- Instructions for the task -
Copy every line from the records below that holds the word "JSON".

- Excerpted records -

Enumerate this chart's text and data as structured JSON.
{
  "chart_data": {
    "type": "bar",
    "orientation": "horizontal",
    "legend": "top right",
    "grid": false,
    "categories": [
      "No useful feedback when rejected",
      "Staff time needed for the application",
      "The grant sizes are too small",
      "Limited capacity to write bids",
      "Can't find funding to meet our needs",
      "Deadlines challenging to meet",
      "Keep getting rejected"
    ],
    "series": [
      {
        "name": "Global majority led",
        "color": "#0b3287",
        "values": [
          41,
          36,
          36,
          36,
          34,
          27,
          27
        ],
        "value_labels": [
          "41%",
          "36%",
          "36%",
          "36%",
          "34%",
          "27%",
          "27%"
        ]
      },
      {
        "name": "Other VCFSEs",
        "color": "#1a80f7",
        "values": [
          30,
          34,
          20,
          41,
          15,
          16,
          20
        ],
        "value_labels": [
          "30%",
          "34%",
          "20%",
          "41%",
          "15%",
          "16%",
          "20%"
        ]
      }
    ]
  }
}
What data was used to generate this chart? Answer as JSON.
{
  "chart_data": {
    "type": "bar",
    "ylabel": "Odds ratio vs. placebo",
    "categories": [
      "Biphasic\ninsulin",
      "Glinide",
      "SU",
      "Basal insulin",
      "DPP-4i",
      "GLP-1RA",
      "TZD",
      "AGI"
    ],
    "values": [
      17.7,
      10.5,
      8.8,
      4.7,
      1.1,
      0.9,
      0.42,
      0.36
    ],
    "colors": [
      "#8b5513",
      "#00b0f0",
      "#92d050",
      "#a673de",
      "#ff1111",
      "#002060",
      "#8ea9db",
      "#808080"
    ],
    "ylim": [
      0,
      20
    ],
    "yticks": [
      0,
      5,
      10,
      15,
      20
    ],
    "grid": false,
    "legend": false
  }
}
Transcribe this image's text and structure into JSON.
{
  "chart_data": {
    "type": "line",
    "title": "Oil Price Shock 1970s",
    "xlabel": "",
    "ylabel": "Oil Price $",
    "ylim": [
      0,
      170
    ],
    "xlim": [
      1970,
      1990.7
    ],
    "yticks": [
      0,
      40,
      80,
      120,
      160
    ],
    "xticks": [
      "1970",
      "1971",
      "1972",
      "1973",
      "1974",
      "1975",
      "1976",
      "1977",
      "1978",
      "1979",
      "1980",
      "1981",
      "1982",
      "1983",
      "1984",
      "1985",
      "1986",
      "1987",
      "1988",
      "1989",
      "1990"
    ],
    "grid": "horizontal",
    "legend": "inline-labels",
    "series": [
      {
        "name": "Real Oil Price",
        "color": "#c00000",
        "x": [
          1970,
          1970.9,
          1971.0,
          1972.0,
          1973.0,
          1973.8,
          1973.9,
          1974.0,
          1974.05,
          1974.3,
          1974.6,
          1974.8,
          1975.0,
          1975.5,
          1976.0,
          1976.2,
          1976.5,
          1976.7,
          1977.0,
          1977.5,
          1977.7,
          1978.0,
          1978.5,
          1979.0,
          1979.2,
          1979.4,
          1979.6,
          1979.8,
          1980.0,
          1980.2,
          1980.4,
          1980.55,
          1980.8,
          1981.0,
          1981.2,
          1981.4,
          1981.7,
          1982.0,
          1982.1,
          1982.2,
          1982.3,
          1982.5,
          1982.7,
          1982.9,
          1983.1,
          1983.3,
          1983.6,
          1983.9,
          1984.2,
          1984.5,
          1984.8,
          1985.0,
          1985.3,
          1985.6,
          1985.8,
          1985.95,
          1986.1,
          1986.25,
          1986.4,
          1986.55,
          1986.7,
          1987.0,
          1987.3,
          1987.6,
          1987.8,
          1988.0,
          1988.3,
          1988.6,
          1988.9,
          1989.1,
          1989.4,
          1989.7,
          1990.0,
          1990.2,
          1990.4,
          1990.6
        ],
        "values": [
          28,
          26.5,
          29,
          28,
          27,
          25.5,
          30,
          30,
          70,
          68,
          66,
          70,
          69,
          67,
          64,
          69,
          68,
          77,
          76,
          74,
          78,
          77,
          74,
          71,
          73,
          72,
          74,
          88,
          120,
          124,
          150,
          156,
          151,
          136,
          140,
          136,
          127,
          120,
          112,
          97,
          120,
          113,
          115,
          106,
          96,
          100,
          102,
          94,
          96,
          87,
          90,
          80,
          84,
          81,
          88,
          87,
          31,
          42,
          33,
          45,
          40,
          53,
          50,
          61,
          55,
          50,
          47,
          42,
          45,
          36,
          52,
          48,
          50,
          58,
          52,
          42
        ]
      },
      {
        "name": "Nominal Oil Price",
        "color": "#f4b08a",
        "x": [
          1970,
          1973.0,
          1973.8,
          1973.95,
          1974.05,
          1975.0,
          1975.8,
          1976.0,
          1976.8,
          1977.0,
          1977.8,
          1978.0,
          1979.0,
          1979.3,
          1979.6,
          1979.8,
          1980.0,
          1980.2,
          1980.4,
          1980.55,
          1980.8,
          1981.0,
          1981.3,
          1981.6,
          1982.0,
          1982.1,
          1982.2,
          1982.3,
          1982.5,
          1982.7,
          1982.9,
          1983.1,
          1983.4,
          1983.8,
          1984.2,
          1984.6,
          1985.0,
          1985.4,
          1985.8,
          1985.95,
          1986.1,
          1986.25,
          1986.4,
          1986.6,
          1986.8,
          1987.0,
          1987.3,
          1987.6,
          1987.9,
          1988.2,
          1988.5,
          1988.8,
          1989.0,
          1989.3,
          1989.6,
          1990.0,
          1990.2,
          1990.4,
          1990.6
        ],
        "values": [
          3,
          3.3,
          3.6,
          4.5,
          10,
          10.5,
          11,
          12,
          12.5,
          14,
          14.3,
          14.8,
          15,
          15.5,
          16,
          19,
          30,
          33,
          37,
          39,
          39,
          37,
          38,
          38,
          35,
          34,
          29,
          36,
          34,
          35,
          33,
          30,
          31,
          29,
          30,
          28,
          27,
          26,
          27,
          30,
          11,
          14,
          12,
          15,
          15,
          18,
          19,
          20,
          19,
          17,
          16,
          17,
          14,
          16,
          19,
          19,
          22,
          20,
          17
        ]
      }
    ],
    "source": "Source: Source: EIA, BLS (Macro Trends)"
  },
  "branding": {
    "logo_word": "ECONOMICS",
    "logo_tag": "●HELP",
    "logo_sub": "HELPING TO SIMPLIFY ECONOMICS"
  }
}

- Solution for this problem -
Enumerate this chart's text and data as structured JSON.
What data was used to generate this chart? Answer as JSON.
Transcribe this image's text and structure into JSON.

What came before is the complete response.